-- Exercise aim --
Exactly the lines from the one containing "Decode this image" through the end of the data below are to be reproduced, and nothing besides them.

-- Data entries for graphics --
*-*-*

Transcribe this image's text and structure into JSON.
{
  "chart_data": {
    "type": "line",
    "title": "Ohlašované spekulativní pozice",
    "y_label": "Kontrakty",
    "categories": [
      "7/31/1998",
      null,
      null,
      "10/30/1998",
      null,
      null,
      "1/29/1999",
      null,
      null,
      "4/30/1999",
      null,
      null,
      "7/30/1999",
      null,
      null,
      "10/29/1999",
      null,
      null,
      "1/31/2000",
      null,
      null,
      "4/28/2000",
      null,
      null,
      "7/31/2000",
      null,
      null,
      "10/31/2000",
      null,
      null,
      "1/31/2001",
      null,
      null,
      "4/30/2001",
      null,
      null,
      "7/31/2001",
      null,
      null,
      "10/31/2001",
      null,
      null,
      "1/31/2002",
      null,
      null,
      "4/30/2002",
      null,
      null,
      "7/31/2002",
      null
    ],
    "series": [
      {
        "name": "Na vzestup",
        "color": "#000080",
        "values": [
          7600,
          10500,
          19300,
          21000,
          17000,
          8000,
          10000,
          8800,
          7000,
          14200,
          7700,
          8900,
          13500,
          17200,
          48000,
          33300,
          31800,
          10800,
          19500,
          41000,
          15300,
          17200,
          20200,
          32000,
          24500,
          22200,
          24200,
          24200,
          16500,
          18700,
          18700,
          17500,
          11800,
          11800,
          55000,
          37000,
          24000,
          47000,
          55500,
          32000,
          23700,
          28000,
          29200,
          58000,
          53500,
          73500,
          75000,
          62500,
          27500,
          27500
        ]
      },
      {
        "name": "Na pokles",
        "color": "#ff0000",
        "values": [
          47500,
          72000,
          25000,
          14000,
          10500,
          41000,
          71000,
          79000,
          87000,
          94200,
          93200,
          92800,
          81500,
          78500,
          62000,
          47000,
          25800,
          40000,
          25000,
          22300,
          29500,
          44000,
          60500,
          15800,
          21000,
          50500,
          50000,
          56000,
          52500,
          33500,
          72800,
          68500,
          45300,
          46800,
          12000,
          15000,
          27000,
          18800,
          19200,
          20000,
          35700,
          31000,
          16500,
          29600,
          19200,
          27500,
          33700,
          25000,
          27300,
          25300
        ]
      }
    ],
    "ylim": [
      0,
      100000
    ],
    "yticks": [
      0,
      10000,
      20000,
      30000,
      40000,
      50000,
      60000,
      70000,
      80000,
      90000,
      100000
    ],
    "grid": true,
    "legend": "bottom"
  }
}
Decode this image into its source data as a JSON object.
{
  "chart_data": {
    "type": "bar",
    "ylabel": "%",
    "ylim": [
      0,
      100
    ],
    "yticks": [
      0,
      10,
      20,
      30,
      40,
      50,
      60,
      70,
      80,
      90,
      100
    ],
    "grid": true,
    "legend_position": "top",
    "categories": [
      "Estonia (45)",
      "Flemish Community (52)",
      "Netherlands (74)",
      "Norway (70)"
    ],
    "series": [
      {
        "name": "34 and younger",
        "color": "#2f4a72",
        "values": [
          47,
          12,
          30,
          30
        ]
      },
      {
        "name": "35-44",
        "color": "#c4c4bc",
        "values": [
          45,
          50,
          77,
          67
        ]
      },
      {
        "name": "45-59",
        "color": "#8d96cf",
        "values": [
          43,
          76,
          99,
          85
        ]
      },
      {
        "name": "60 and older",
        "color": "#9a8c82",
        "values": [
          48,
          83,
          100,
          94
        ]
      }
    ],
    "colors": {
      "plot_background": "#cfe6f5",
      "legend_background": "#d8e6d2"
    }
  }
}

*-*-*

-- Task result --
Decode this image into its source data as a JSON object.
{
  "chart_data": {
    "type": "bar",
    "ylabel": "%",
    "ylim": [
      0,
      100
    ],
    "yticks": [
      0,
      10,
      20,
      30,
      40,
      50,
      60,
      70,
      80,
      90,
      100
    ],
    "grid": true,
    "legend_position": "top",
    "categories": [
      "Estonia (45)",
      "Flemish Community (52)",
      "Netherlands (74)",
      "Norway (70)"
    ],
    "series": [
      {
        "name": "34 and younger",
        "color": "#2f4a72",
        "values": [
          47,
          12,
          30,
          30
        ]
      },
      {
        "name": "35-44",
        "color": "#c4c4bc",
        "values": [
          45,
          50,
          77,
          67
        ]
      },
      {
        "name": "45-59",
        "color": "#8d96cf",
        "values": [
          43,
          76,
          99,
          85
        ]
      },
      {
        "name": "60 and older",
        "color": "#9a8c82",
        "values": [
          48,
          83,
          100,
          94
        ]
      }
    ],
    "colors": {
      "plot_background": "#cfe6f5",
      "legend_background": "#d8e6d2"
    }
  }
}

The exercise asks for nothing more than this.